** Task to carry out **
Every record should be repeated exactly, except that pictures are left out.

** Recorded information **
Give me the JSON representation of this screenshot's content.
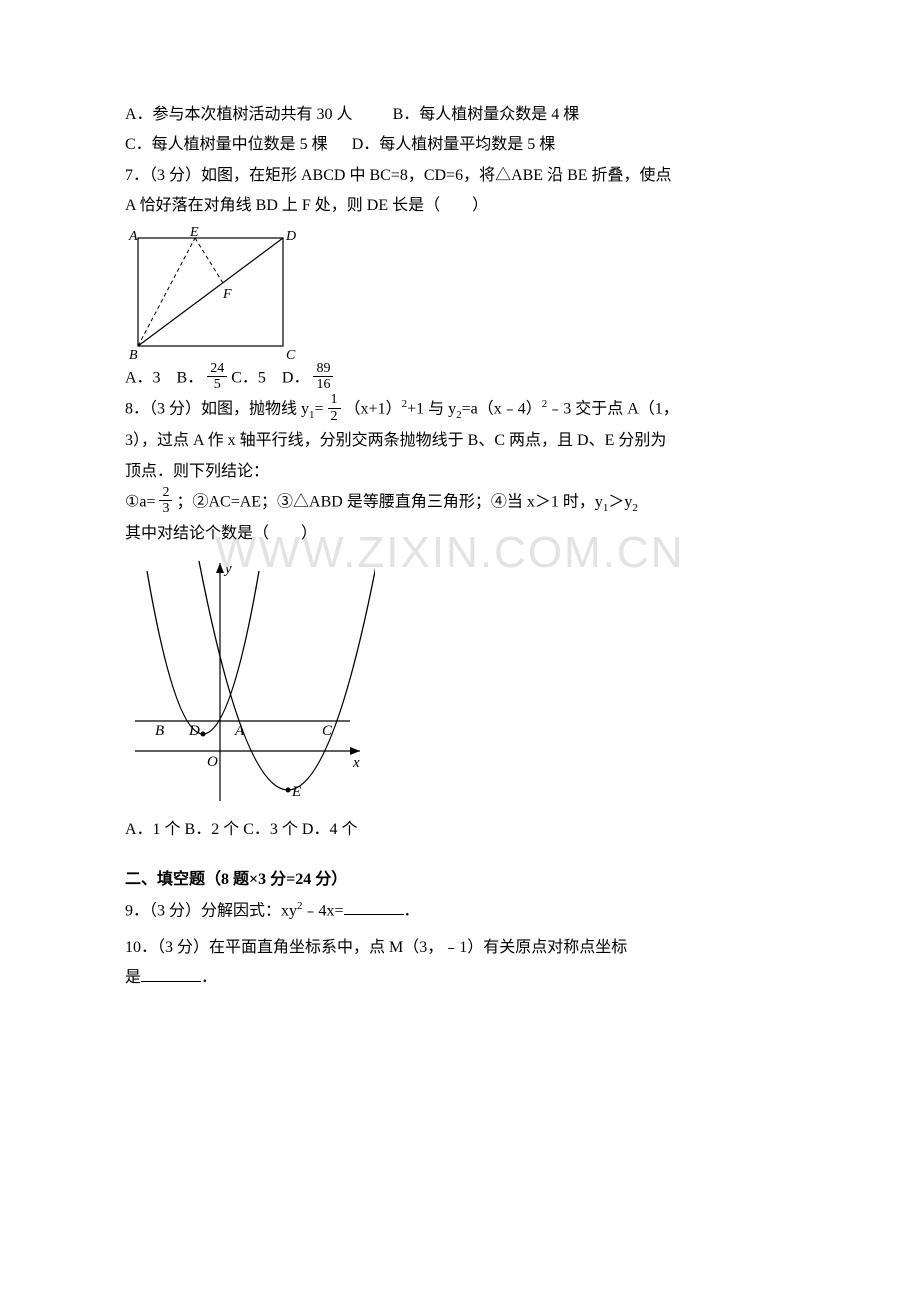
{
  "q6_optA": "A．参与本次植树活动共有 30 人",
  "q6_optB": "B．每人植树量众数是 4 棵",
  "q6_optC": "C．每人植树量中位数是 5 棵",
  "q6_optD": "D．每人植树量平均数是 5 棵",
  "q7_stem1": "7．（3 分）如图，在矩形 ABCD 中 BC=8，CD=6，将△ABE 沿 BE 折叠，使点",
  "q7_stem2": "A 恰好落在对角线 BD 上 F 处，则 DE 长是（　　）",
  "q7_svg": {
    "A": "A",
    "E": "E",
    "D": "D",
    "B": "B",
    "C": "C",
    "F": "F"
  },
  "q7_opts": {
    "A_label": "A．3　B．",
    "B_frac_num": "24",
    "B_frac_den": "5",
    "C_label": " C．5　D．",
    "D_frac_num": "89",
    "D_frac_den": "16"
  },
  "q8_stem1_a": "8．（3 分）如图，抛物线 y",
  "q8_stem1_b": "=",
  "q8_frac1_num": "1",
  "q8_frac1_den": "2",
  "q8_stem1_c": "（x+1）",
  "q8_stem1_d": "+1 与 y",
  "q8_stem1_e": "=a（x﹣4）",
  "q8_stem1_f": "﹣3 交于点 A（1，",
  "q8_stem2": "3），过点 A 作 x 轴平行线，分别交两条抛物线于 B、C 两点，且 D、E 分别为",
  "q8_stem3": "顶点．则下列结论：",
  "q8_concl_a": "①a=",
  "q8_frac2_num": "2",
  "q8_frac2_den": "3",
  "q8_concl_b": "；②AC=AE；③△ABD 是等腰直角三角形；④当 x＞1 时，y",
  "q8_concl_c": "＞y",
  "q8_concl2": "其中对结论个数是（　　）",
  "q8_svg": {
    "y": "y",
    "x": "x",
    "B": "B",
    "D": "D",
    "A": "A",
    "C": "C",
    "O": "O",
    "E": "E"
  },
  "q8_opts": "A．1 个 B．2 个 C．3 个 D．4 个",
  "section2": "二、填空题（8 题&#215;3 分=24 分）",
  "q9_a": "9．（3 分）分解因式：xy",
  "q9_b": "﹣4x=",
  "q9_c": "．",
  "q10_a": "10．（3 分）在平面直角坐标系中，点 M（3，﹣1）有关原点对称点坐标",
  "q10_b": "是",
  "q10_c": "．",
  "watermark": "WWW.ZIXIN.COM.CN",
  "colors": {
    "text": "#000000",
    "bg": "#ffffff",
    "wm": "#e3e3e3"
  }
}
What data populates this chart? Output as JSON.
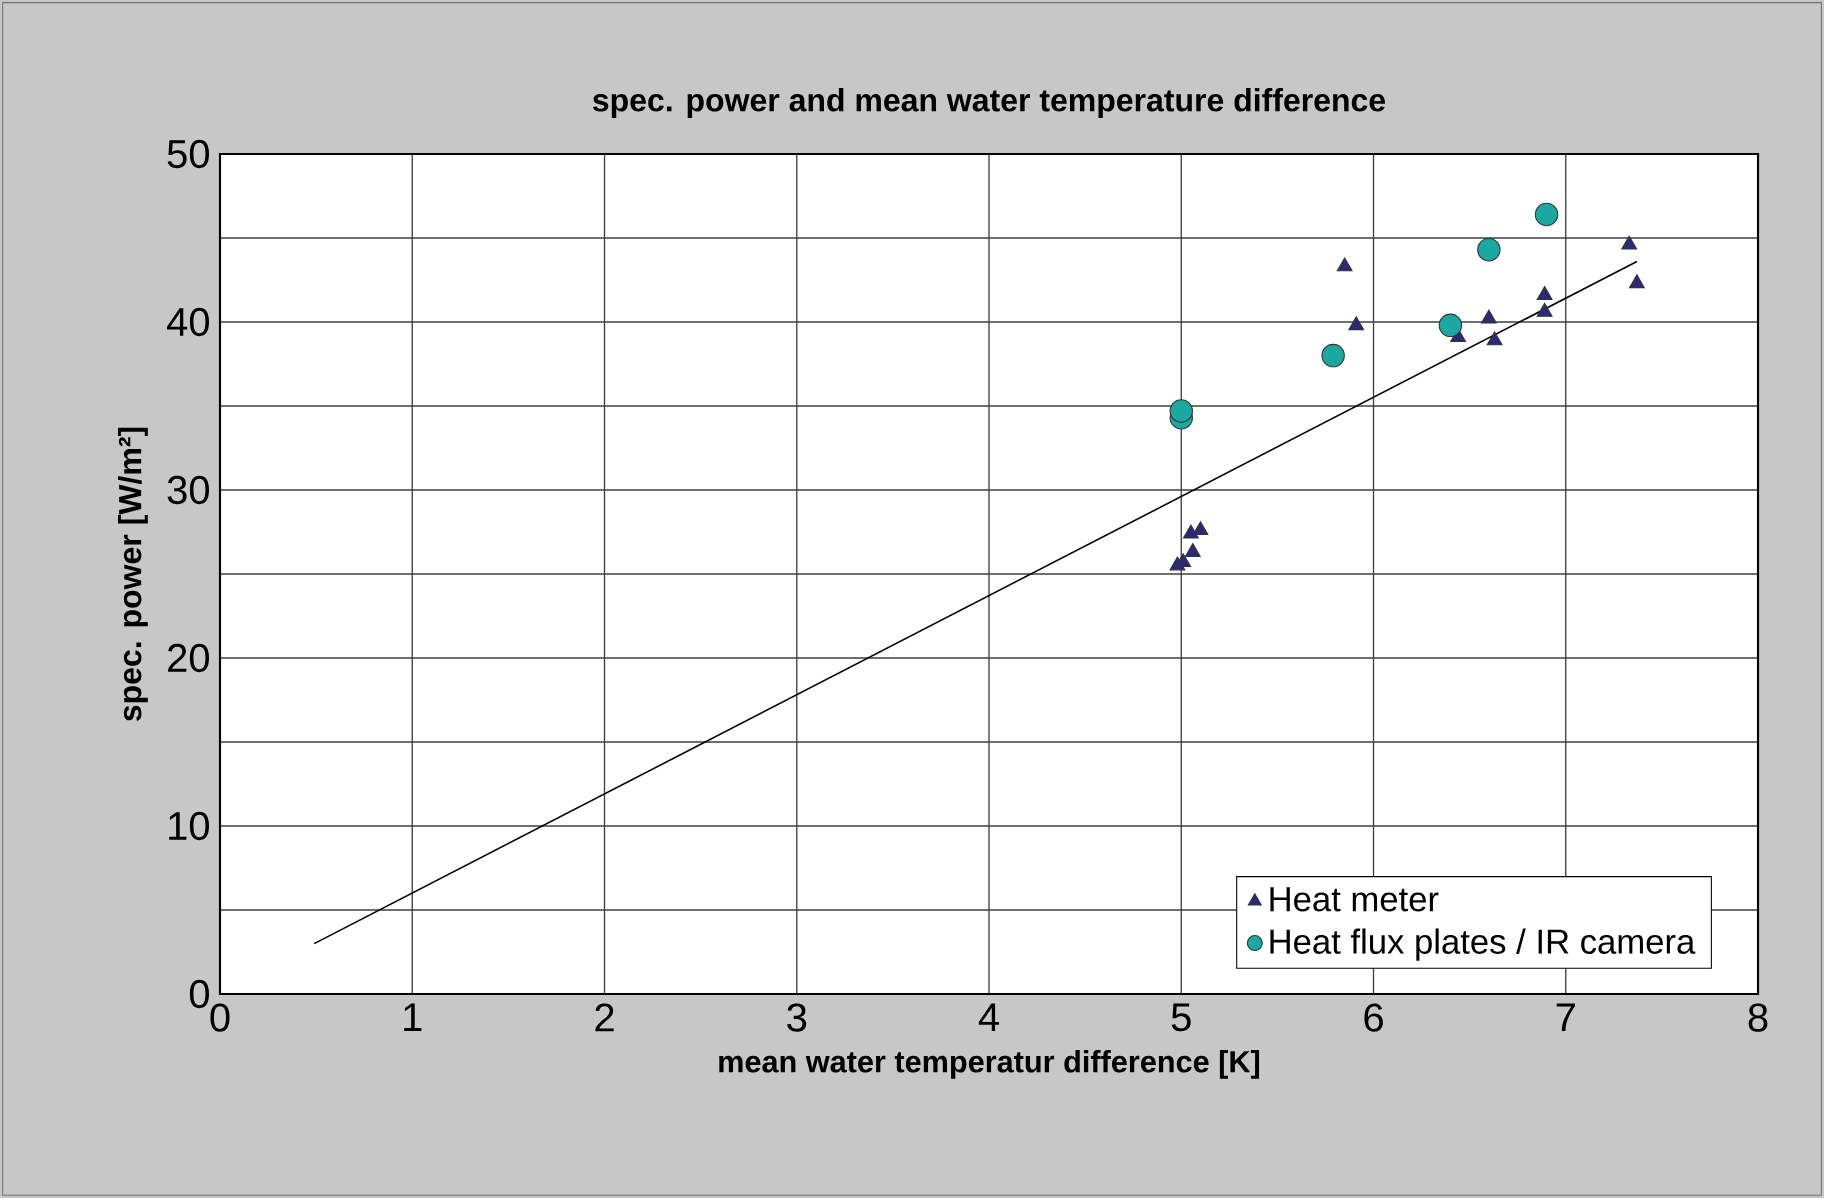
{
  "chart_data": {
    "type": "scatter",
    "title": "spec. power and mean water temperature difference",
    "xlabel": "mean water temperatur difference [K]",
    "ylabel": "spec. power  [W/m²]",
    "xlim": [
      0,
      8
    ],
    "xticks": [
      0,
      1,
      2,
      3,
      4,
      5,
      6,
      7,
      8
    ],
    "ylim": [
      0,
      50
    ],
    "yticks": [
      0,
      {
        "value": 5,
        "label": null
      },
      10,
      {
        "value": 15,
        "label": null
      },
      20,
      {
        "value": 25,
        "label": null
      },
      30,
      {
        "value": 35,
        "label": null
      },
      40,
      {
        "value": 45,
        "label": null
      },
      50
    ],
    "grid": true,
    "legend": "bottom right",
    "series": [
      {
        "name": "Heat meter",
        "marker": "triangle",
        "color": "#2a2a78",
        "x": [
          5.85,
          5.91,
          7.33,
          7.37,
          6.89,
          6.89,
          6.6,
          6.63,
          6.44,
          5.1,
          5.05,
          5.06,
          5.01,
          4.98
        ],
        "values": [
          43.3,
          39.8,
          44.6,
          42.3,
          41.6,
          40.6,
          40.2,
          38.9,
          39.1,
          27.6,
          27.4,
          26.3,
          25.7,
          25.5
        ]
      },
      {
        "name": "Heat flux plates / IR camera",
        "marker": "circle",
        "color": "#1aa8a0",
        "x": [
          5.0,
          5.0,
          5.79,
          6.4,
          6.6,
          6.9
        ],
        "values": [
          34.3,
          34.7,
          38.0,
          39.8,
          44.3,
          46.4
        ]
      },
      {
        "type": "line",
        "color": "#000000",
        "marker": "none",
        "line_style": "solid",
        "x": [
          0.49,
          7.37
        ],
        "values": [
          3.0,
          43.6
        ]
      }
    ]
  }
}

** Answer for the task **
Give me the JSON representation of this screenshot's content.
{
  "q6_optA": "A．参与本次植树活动共有 30 人",
  "q6_optB": "B．每人植树量众数是 4 棵",
  "q6_optC": "C．每人植树量中位数是 5 棵",
  "q6_optD": "D．每人植树量平均数是 5 棵",
  "q7_stem1": "7．（3 分）如图，在矩形 ABCD 中 BC=8，CD=6，将△ABE 沿 BE 折叠，使点",
  "q7_stem2": "A 恰好落在对角线 BD 上 F 处，则 DE 长是（　　）",
  "q7_svg": {
    "A": "A",
    "E": "E",
    "D": "D",
    "B": "B",
    "C": "C",
    "F": "F"
  },
  "q7_opts": {
    "A_label": "A．3　B．",
    "B_frac_num": "24",
    "B_frac_den": "5",
    "C_label": " C．5　D．",
    "D_frac_num": "89",
    "D_frac_den": "16"
  },
  "q8_stem1_a": "8．（3 分）如图，抛物线 y",
  "q8_stem1_b": "=",
  "q8_frac1_num": "1",
  "q8_frac1_den": "2",
  "q8_stem1_c": "（x+1）",
  "q8_stem1_d": "+1 与 y",
  "q8_stem1_e": "=a（x﹣4）",
  "q8_stem1_f": "﹣3 交于点 A（1，",
  "q8_stem2": "3），过点 A 作 x 轴平行线，分别交两条抛物线于 B、C 两点，且 D、E 分别为",
  "q8_stem3": "顶点．则下列结论：",
  "q8_concl_a": "①a=",
  "q8_frac2_num": "2",
  "q8_frac2_den": "3",
  "q8_concl_b": "；②AC=AE；③△ABD 是等腰直角三角形；④当 x＞1 时，y",
  "q8_concl_c": "＞y",
  "q8_concl2": "其中对结论个数是（　　）",
  "q8_svg": {
    "y": "y",
    "x": "x",
    "B": "B",
    "D": "D",
    "A": "A",
    "C": "C",
    "O": "O",
    "E": "E"
  },
  "q8_opts": "A．1 个 B．2 个 C．3 个 D．4 个",
  "section2": "二、填空题（8 题&#215;3 分=24 分）",
  "q9_a": "9．（3 分）分解因式：xy",
  "q9_b": "﹣4x=",
  "q9_c": "．",
  "q10_a": "10．（3 分）在平面直角坐标系中，点 M（3，﹣1）有关原点对称点坐标",
  "q10_b": "是",
  "q10_c": "．",
  "watermark": "WWW.ZIXIN.COM.CN",
  "colors": {
    "text": "#000000",
    "bg": "#ffffff",
    "wm": "#e3e3e3"
  }
}
What data populates this chart? Output as JSON.
{
  "chart_data": {
    "type": "scatter",
    "title": "spec. power and mean water temperature difference",
    "xlabel": "mean water temperatur difference [K]",
    "ylabel": "spec. power  [W/m²]",
    "xlim": [
      0,
      8
    ],
    "xticks": [
      0,
      1,
      2,
      3,
      4,
      5,
      6,
      7,
      8
    ],
    "ylim": [
      0,
      50
    ],
    "yticks": [
      0,
      {
        "value": 5,
        "label": null
      },
      10,
      {
        "value": 15,
        "label": null
      },
      20,
      {
        "value": 25,
        "label": null
      },
      30,
      {
        "value": 35,
        "label": null
      },
      40,
      {
        "value": 45,
        "label": null
      },
      50
    ],
    "grid": true,
    "legend": "bottom right",
    "series": [
      {
        "name": "Heat meter",
        "marker": "triangle",
        "color": "#2a2a78",
        "x": [
          5.85,
          5.91,
          7.33,
          7.37,
          6.89,
          6.89,
          6.6,
          6.63,
          6.44,
          5.1,
          5.05,
          5.06,
          5.01,
          4.98
        ],
        "values": [
          43.3,
          39.8,
          44.6,
          42.3,
          41.6,
          40.6,
          40.2,
          38.9,
          39.1,
          27.6,
          27.4,
          26.3,
          25.7,
          25.5
        ]
      },
      {
        "name": "Heat flux plates / IR camera",
        "marker": "circle",
        "color": "#1aa8a0",
        "x": [
          5.0,
          5.0,
          5.79,
          6.4,
          6.6,
          6.9
        ],
        "values": [
          34.3,
          34.7,
          38.0,
          39.8,
          44.3,
          46.4
        ]
      },
      {
        "type": "line",
        "color": "#000000",
        "marker": "none",
        "line_style": "solid",
        "x": [
          0.49,
          7.37
        ],
        "values": [
          3.0,
          43.6
        ]
      }
    ]
  }
}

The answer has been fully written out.